> **To be done**: Exclude images, then output the remaining data verbatim.

> **Information shown**:

begin

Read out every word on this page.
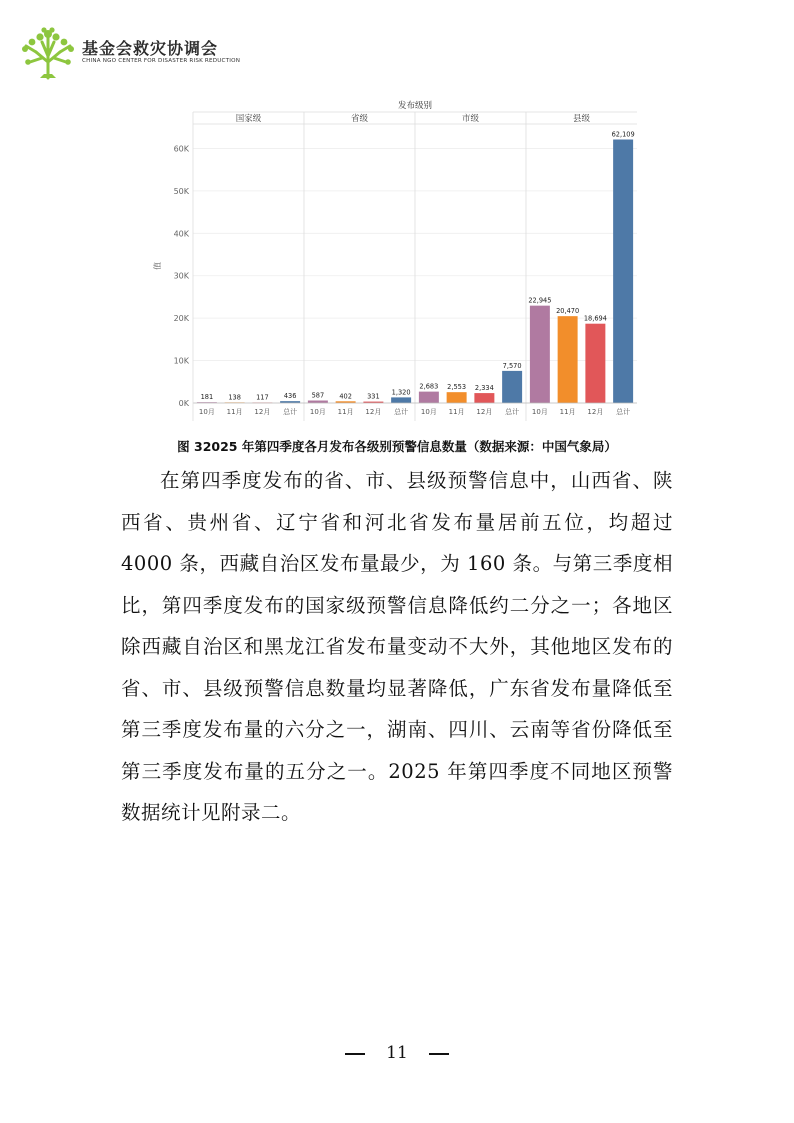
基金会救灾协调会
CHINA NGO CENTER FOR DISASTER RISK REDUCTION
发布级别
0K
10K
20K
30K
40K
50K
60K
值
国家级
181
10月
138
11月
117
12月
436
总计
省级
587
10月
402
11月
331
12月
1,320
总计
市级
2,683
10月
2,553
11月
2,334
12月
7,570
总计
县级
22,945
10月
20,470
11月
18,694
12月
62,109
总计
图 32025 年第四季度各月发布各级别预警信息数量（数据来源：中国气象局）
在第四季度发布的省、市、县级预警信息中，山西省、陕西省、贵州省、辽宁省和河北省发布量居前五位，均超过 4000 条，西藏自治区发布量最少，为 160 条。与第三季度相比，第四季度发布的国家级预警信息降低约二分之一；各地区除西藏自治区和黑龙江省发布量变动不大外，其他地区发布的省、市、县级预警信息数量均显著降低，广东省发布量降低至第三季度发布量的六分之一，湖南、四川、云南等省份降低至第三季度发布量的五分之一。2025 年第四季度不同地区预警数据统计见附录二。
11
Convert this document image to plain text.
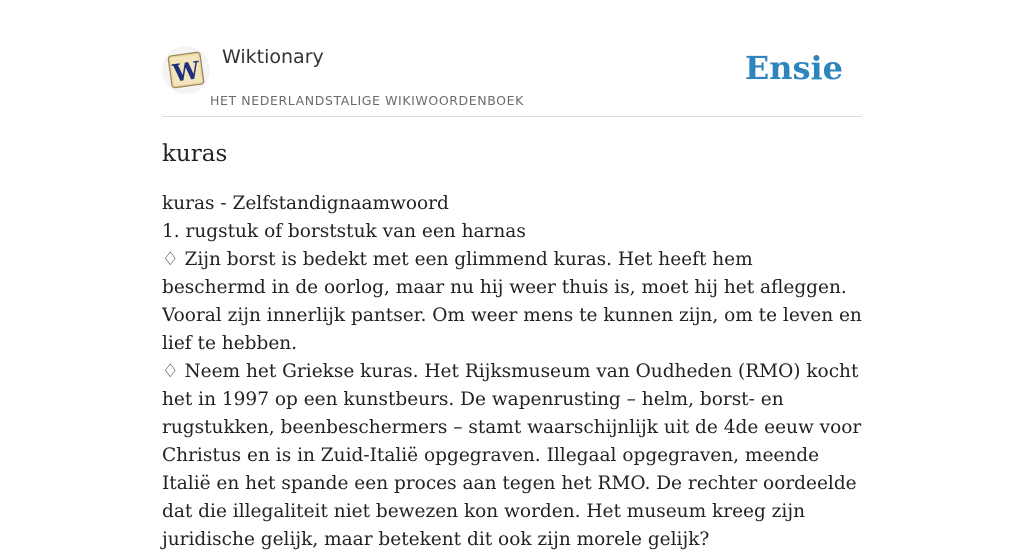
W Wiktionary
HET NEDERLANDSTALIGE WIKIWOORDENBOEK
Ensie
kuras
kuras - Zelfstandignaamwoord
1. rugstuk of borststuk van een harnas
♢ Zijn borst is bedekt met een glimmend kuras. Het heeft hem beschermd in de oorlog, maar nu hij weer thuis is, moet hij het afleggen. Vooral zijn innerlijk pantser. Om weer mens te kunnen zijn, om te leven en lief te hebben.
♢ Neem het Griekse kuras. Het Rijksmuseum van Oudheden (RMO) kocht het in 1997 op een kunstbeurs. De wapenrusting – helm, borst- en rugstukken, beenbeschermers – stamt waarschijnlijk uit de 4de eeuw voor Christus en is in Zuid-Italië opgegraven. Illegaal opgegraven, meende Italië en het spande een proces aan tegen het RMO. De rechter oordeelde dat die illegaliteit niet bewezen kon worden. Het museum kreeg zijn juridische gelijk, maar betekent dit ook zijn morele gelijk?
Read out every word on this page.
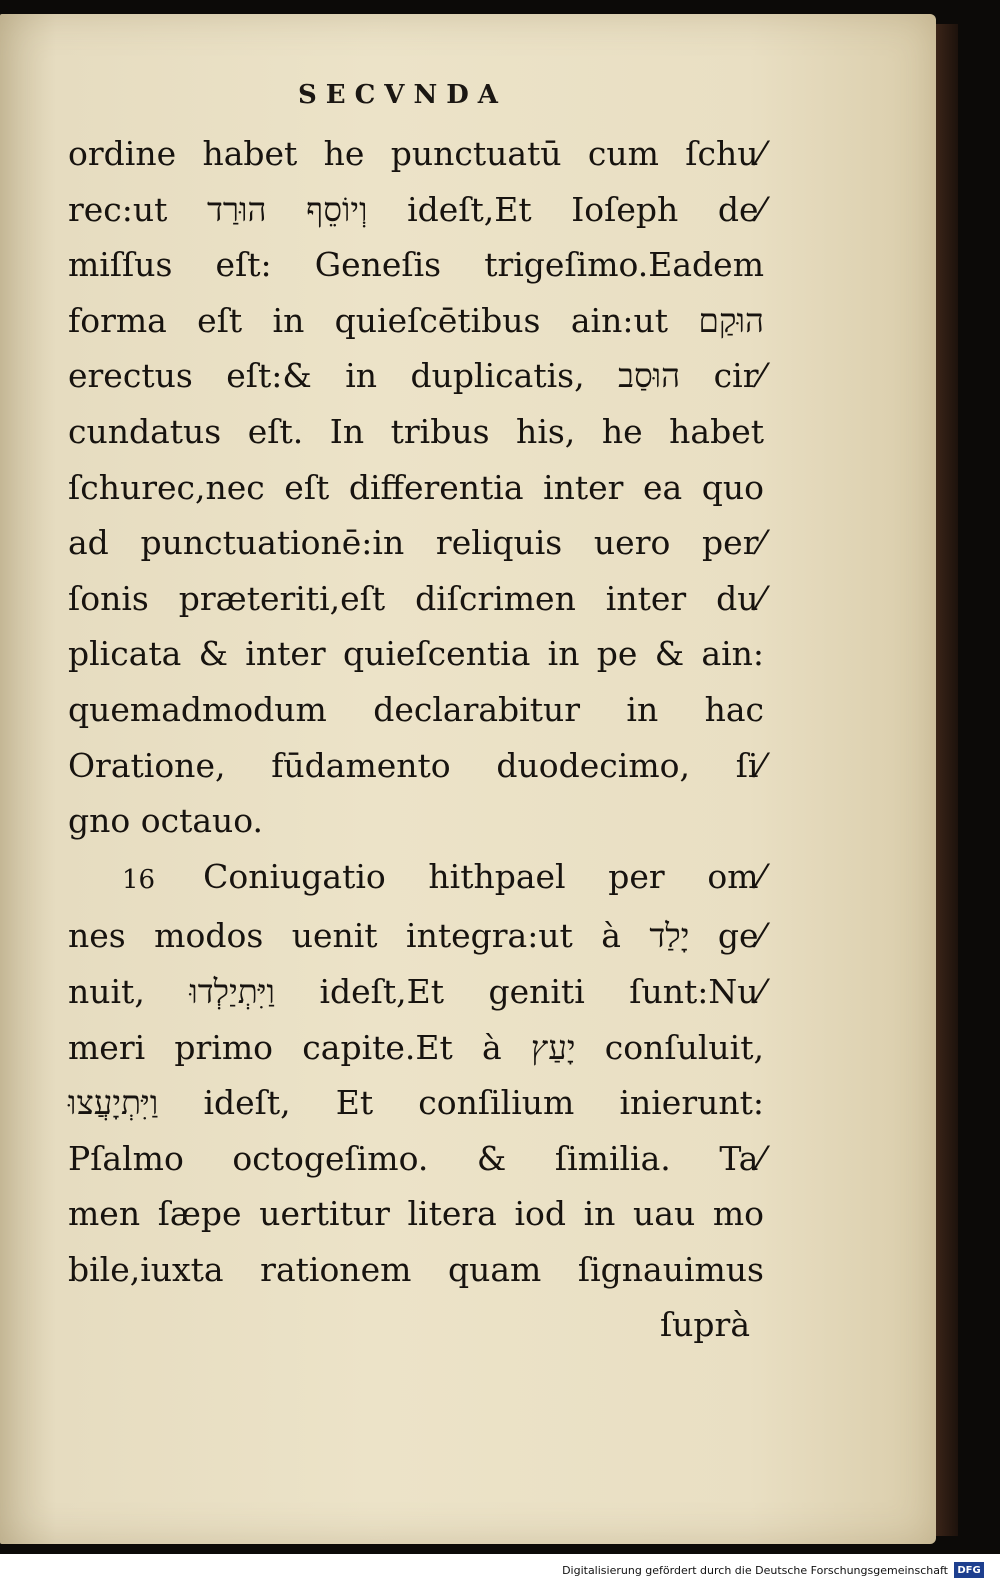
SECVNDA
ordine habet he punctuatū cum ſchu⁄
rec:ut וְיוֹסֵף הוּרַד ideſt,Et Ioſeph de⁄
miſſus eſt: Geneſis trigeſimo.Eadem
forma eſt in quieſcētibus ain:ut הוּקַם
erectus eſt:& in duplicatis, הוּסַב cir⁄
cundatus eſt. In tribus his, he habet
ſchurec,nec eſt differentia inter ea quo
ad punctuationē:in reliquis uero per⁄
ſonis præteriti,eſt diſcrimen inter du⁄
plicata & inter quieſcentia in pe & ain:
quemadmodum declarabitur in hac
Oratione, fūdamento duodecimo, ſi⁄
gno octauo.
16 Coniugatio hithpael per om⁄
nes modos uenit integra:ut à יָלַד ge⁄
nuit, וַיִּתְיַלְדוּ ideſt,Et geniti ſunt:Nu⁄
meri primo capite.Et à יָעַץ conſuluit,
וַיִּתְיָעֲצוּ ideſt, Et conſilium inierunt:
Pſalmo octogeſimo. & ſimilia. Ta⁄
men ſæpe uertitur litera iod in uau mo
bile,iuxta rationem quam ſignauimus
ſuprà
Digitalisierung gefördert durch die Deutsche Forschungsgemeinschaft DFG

end

> **Task response**:
Read out every word on this page.
基金会救灾协调会
CHINA NGO CENTER FOR DISASTER RISK REDUCTION
发布级别
0K
10K
20K
30K
40K
50K
60K
值
国家级
181
10月
138
11月
117
12月
436
总计
省级
587
10月
402
11月
331
12月
1,320
总计
市级
2,683
10月
2,553
11月
2,334
12月
7,570
总计
县级
22,945
10月
20,470
11月
18,694
12月
62,109
总计
图 32025 年第四季度各月发布各级别预警信息数量（数据来源：中国气象局）
在第四季度发布的省、市、县级预警信息中，山西省、陕西省、贵州省、辽宁省和河北省发布量居前五位，均超过 4000 条，西藏自治区发布量最少，为 160 条。与第三季度相比，第四季度发布的国家级预警信息降低约二分之一；各地区除西藏自治区和黑龙江省发布量变动不大外，其他地区发布的省、市、县级预警信息数量均显著降低，广东省发布量降低至第三季度发布量的六分之一，湖南、四川、云南等省份降低至第三季度发布量的五分之一。2025 年第四季度不同地区预警数据统计见附录二。
11
Convert this document image to plain text.
W Wiktionary
HET NEDERLANDSTALIGE WIKIWOORDENBOEK
Ensie
kuras
kuras - Zelfstandignaamwoord
1. rugstuk of borststuk van een harnas
♢ Zijn borst is bedekt met een glimmend kuras. Het heeft hem beschermd in de oorlog, maar nu hij weer thuis is, moet hij het afleggen. Vooral zijn innerlijk pantser. Om weer mens te kunnen zijn, om te leven en lief te hebben.
♢ Neem het Griekse kuras. Het Rijksmuseum van Oudheden (RMO) kocht het in 1997 op een kunstbeurs. De wapenrusting – helm, borst- en rugstukken, beenbeschermers – stamt waarschijnlijk uit de 4de eeuw voor Christus en is in Zuid-Italië opgegraven. Illegaal opgegraven, meende Italië en het spande een proces aan tegen het RMO. De rechter oordeelde dat die illegaliteit niet bewezen kon worden. Het museum kreeg zijn juridische gelijk, maar betekent dit ook zijn morele gelijk?
Read out every word on this page.
SECVNDA
ordine habet he punctuatū cum ſchu⁄
rec:ut וְיוֹסֵף הוּרַד ideſt,Et Ioſeph de⁄
miſſus eſt: Geneſis trigeſimo.Eadem
forma eſt in quieſcētibus ain:ut הוּקַם
erectus eſt:& in duplicatis, הוּסַב cir⁄
cundatus eſt. In tribus his, he habet
ſchurec,nec eſt differentia inter ea quo
ad punctuationē:in reliquis uero per⁄
ſonis præteriti,eſt diſcrimen inter du⁄
plicata & inter quieſcentia in pe & ain:
quemadmodum declarabitur in hac
Oratione, fūdamento duodecimo, ſi⁄
gno octauo.
16 Coniugatio hithpael per om⁄
nes modos uenit integra:ut à יָלַד ge⁄
nuit, וַיִּתְיַלְדוּ ideſt,Et geniti ſunt:Nu⁄
meri primo capite.Et à יָעַץ conſuluit,
וַיִּתְיָעֲצוּ ideſt, Et conſilium inierunt:
Pſalmo octogeſimo. & ſimilia. Ta⁄
men ſæpe uertitur litera iod in uau mo
bile,iuxta rationem quam ſignauimus
ſuprà
Digitalisierung gefördert durch die Deutsche Forschungsgemeinschaft DFG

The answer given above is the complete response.